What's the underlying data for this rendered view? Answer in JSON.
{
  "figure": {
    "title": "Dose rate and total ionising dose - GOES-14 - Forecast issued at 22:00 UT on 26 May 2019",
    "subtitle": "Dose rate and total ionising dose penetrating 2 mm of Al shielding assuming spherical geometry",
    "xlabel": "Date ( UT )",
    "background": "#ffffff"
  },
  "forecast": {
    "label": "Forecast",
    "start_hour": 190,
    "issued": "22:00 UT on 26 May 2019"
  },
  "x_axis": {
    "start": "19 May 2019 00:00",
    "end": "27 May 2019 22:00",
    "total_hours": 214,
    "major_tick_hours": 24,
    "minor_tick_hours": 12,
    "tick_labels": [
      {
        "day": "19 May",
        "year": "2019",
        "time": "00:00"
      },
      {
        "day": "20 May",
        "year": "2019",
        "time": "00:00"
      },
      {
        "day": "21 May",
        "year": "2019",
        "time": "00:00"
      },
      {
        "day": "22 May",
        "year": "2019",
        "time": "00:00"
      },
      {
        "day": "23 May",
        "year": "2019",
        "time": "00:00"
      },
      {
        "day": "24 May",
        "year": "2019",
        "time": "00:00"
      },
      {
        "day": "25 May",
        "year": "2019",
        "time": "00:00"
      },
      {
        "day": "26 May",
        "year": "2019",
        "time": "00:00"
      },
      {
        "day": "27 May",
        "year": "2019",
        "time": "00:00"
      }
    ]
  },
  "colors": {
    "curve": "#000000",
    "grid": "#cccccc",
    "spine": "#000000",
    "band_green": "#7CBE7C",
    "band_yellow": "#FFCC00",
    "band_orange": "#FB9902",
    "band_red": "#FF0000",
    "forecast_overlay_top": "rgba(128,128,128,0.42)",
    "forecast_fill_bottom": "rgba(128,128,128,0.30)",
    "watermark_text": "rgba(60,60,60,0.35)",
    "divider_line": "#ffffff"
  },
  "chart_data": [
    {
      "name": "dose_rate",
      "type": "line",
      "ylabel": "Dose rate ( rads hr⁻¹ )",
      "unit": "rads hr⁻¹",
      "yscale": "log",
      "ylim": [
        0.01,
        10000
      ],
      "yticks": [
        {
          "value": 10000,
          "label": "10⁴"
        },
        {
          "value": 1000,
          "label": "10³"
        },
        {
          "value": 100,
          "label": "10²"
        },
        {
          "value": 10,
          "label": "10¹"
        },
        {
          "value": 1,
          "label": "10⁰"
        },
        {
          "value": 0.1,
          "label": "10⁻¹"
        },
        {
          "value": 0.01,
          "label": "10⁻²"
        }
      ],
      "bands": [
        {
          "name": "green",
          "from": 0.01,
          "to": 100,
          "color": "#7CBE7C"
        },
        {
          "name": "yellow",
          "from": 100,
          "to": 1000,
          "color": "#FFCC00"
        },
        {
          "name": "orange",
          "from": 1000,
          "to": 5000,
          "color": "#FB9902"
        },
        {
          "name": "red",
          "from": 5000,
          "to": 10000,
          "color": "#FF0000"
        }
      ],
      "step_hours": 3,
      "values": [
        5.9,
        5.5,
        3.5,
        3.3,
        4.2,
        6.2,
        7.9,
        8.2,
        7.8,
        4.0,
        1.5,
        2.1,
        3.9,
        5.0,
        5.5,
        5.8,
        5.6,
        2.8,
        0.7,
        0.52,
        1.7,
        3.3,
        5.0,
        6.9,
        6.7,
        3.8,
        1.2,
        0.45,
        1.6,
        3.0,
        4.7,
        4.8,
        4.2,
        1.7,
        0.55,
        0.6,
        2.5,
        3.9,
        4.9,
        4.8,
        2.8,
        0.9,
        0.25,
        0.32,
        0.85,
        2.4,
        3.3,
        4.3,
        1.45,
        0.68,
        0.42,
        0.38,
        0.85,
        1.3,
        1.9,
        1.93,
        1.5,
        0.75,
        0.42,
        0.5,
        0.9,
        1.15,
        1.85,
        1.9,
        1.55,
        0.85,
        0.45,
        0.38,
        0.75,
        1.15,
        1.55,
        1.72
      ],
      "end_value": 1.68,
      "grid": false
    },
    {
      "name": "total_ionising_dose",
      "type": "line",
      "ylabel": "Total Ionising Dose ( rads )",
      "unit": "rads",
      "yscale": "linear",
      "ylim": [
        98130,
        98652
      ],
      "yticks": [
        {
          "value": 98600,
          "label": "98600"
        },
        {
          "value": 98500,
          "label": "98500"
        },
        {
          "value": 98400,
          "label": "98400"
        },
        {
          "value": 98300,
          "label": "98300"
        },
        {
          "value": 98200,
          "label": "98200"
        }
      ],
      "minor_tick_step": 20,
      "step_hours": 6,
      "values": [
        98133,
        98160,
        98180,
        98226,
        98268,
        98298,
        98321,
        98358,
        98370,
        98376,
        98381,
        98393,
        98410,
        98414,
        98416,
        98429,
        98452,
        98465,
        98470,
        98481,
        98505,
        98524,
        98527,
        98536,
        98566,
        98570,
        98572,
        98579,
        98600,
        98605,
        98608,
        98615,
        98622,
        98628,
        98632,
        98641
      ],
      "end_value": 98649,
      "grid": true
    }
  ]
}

_TASK:_
Pull out every line above that holds the word "ylabel".

_FINISHED TASK:_
      "ylabel": "Dose rate ( rads hr⁻¹ )",
      "ylabel": "Total Ionising Dose ( rads )",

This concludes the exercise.